■ Requirements
Extract from the listing each line in which the word "grid" appears.
╭─ Excerpted data
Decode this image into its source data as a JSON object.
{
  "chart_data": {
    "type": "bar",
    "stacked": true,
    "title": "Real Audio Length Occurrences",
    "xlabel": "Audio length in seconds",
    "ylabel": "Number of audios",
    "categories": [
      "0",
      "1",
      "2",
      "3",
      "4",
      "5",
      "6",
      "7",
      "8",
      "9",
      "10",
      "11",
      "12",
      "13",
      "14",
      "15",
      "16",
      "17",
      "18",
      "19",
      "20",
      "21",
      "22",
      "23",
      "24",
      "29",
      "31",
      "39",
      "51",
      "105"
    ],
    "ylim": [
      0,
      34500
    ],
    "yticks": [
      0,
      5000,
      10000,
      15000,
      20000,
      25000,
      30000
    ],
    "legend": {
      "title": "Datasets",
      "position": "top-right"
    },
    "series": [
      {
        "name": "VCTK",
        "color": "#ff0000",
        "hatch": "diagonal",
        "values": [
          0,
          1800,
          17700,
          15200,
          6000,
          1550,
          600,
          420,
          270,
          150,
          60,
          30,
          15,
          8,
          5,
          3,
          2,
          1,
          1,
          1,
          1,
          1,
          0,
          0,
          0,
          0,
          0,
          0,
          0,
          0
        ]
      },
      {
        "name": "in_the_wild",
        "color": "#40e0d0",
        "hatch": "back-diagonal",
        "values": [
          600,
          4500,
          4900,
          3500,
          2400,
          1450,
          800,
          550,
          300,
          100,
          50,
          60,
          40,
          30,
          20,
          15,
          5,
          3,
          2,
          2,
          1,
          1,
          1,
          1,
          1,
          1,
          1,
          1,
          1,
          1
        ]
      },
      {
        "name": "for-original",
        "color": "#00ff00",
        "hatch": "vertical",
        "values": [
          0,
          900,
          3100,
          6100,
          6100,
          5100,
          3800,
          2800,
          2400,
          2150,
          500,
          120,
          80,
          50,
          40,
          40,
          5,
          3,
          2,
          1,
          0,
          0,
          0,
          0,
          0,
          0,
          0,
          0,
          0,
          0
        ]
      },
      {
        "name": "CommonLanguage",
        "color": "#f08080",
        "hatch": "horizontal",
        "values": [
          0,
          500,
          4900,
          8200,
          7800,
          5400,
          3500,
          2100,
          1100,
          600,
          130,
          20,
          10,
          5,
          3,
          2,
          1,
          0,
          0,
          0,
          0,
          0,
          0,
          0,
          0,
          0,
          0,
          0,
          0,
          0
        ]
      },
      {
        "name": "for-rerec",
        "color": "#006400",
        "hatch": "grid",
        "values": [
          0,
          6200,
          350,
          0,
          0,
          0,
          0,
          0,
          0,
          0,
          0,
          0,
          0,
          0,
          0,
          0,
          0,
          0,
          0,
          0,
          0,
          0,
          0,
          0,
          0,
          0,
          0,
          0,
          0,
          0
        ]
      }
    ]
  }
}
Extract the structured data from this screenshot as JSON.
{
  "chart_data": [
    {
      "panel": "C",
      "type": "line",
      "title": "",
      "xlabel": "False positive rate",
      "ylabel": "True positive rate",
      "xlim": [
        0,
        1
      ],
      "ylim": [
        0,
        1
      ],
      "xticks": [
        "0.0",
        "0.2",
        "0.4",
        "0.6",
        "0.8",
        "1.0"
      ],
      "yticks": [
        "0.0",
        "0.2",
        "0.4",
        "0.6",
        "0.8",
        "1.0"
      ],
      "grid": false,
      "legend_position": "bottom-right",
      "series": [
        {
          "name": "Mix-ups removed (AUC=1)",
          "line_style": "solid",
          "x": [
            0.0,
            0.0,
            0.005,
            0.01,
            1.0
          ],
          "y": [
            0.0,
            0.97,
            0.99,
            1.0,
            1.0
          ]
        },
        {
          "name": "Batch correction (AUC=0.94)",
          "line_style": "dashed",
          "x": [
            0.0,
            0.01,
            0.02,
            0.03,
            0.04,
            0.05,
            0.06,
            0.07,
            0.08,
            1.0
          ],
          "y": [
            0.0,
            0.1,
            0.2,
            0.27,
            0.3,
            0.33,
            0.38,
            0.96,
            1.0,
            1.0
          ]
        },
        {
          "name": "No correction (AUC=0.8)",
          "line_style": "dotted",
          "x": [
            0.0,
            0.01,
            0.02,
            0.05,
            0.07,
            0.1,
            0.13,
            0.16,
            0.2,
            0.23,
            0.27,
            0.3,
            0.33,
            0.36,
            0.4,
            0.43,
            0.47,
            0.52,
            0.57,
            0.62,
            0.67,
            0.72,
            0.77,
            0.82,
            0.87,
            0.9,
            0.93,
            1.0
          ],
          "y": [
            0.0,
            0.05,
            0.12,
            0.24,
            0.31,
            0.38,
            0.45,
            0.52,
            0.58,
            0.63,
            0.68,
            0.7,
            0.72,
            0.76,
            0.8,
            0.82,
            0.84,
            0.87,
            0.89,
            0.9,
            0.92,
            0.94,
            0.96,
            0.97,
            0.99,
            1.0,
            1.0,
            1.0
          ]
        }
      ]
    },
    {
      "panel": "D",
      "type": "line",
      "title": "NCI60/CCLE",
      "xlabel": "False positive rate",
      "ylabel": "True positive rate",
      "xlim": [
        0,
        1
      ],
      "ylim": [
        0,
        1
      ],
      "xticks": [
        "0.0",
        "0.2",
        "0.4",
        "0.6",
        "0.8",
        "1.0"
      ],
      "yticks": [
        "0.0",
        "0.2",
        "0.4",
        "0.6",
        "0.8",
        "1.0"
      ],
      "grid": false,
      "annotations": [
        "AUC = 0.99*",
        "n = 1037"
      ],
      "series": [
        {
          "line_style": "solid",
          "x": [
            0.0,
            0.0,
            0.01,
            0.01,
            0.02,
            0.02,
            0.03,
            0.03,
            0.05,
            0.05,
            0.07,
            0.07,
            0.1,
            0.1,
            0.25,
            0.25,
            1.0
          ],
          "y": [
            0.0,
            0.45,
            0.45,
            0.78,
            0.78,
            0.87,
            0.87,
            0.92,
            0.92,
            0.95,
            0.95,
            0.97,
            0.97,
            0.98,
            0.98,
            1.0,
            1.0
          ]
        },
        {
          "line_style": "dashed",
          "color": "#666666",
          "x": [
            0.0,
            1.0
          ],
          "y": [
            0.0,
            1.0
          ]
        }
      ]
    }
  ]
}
╰─
╭─ Excerpted data
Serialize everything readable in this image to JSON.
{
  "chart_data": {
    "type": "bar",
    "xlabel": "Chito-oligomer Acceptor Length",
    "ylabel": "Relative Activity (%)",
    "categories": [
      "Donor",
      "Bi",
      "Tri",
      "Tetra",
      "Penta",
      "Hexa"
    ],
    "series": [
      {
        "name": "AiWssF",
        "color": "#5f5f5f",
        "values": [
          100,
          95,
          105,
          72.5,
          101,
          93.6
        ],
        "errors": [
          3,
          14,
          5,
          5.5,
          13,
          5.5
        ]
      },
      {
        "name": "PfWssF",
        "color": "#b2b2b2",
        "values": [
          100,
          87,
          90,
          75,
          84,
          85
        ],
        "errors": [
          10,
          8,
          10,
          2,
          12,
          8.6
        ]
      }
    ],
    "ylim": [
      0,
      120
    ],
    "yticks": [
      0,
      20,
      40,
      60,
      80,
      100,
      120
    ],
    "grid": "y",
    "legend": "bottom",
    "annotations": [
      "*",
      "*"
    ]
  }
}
╰─
■ Problem solution
        "hatch": "grid",
      "grid": false,
      "grid": false,
    "grid": "y",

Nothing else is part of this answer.